# LISTA DE TAREFAS
[1] Liste todas as pessoas chamadas pelo nome no trecho selecionado.
[2] Responda com base no trecho selecionado:
(a) Onde a prima da avó de Brenda foi internada?
(b) Em que curso Leo Lipe se formou?
(c) Por que a categoria Carta Coringa surgiu?

══ TRECHO SELECIONADO ══

Sobre as inspirações para escrever “Não deixe a puta morrer”, a autora cita “Me chama de Bruna”, série da Prime Vídeo que conta a história da Bruna Surfistinha, mas que também engloba muitos elementos da ficção. Brenda contou que esse foi o ponto em que se viu revoltada com a marginalização das garotas de programa. Mas a maior inspiração para a autora foi a história da prima de sua avó, que se prostituía e acabou sendo internada num hospital psiquiátrico. Sobre isso, Brenda comenta: A história de vida dela me tocou profundamente e me fez pensar em como essas mulheres são abandonadas e esquecidas, e não tem ninguém falando sobre isso, não tem ninguém preocupado com isso.
Brenda Guedes acredita que um dos pontos fortes de sua história foi ter tido a chance de criar o núcleo policial em “Não deixe a puta morrer”, por ser estudante de toxicologia aplicada à crimes, a autora tem conhecimentos de psicologia forense e pôde explorar bem. na narrativa toda, a parte de perícia e investigação, enriquecendo sua história de suspense.
A misteriosa categoria Carta Coringa
Carta Coringa é uma categoria nova no Wattys 2021 que surgiu pela necessidade de encaixar histórias que fogem das narrativas tradicionais. São histórias que possuem vários gêneros e plots inusitados.
Afogadorum - O dono do Mangue, de Leo Lipe
Leo Lipe é um autor pernambucano formado em biomedicina, mas que sempre atuou no campo das artes. Criador do projeto cultural “Mechamonte, Expresso para o Fim”, que inclui livro interativo e performances teatrais. Seu livro "AFOGADORUM: O Dono do Mangue", foi vencedor no prêmio Wattys 2021 na categoria Carta Coringa.

═══
══ ITENS LISTADOS ══

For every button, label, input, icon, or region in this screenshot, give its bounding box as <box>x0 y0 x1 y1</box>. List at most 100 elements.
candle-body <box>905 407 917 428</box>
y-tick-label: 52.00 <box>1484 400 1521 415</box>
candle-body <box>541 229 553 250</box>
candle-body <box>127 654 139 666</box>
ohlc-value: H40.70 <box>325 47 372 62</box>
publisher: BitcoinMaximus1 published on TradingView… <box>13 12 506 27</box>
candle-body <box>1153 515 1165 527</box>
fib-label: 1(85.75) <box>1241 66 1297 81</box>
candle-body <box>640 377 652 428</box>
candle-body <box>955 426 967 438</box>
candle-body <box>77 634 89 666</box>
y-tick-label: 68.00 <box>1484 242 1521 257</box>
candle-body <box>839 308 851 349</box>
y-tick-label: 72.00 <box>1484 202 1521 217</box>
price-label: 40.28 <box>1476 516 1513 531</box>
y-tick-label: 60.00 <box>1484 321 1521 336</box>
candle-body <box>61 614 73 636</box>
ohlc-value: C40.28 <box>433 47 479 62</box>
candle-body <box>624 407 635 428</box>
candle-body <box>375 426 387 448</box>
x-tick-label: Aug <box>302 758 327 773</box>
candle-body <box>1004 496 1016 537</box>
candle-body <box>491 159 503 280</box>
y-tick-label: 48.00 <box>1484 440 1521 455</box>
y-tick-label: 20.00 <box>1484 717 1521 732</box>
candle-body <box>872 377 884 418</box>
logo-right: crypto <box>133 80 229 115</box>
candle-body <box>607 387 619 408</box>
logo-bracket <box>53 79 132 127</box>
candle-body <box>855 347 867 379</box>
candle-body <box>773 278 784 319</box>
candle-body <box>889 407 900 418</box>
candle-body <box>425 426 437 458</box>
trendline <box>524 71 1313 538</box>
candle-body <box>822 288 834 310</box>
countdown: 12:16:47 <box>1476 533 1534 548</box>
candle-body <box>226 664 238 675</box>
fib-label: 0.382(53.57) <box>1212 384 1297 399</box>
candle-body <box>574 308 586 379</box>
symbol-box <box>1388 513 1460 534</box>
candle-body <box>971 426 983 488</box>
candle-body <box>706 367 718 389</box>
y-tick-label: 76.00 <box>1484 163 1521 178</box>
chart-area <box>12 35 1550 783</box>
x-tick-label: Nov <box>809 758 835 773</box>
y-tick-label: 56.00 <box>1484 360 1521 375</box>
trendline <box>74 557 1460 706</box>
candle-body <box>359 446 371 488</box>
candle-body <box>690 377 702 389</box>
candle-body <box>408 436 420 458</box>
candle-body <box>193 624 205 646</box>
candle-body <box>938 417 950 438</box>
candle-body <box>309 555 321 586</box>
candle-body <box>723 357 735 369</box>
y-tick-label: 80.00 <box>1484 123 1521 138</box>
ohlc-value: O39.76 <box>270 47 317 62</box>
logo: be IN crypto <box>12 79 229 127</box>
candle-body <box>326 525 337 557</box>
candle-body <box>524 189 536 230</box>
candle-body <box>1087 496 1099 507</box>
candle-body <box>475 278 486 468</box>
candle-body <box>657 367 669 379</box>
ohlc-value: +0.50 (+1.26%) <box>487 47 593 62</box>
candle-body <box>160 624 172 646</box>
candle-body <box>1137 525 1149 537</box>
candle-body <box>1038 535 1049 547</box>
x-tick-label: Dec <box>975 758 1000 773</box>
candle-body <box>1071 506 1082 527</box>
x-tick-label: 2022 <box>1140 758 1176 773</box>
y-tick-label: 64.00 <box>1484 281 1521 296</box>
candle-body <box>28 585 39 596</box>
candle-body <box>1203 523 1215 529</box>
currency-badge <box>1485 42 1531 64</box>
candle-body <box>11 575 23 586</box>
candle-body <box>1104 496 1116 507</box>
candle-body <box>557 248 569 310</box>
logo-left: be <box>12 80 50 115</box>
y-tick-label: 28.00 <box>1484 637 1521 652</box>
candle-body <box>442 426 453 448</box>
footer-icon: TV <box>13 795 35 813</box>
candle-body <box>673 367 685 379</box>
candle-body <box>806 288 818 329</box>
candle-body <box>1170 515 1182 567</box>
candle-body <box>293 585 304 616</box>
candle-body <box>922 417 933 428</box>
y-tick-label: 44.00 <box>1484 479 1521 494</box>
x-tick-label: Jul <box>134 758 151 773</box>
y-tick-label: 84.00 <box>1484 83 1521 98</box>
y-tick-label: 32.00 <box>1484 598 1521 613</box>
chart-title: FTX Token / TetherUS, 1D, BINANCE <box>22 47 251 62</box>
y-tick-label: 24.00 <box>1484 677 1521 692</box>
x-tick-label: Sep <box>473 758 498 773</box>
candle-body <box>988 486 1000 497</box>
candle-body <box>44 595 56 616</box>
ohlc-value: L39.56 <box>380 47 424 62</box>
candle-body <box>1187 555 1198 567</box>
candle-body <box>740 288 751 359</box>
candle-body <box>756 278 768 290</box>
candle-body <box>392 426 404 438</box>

═══

# RESULTADOS ESPERADOS
[1] Bruna Surfistinha, Brenda Guedes, Leo Lipe

[2]
(a) Num hospital psiquiátrico.
(b) Em biomedicina.
(c) Pela necessidade de encaixar histórias que fogem das narrativas tradicionais.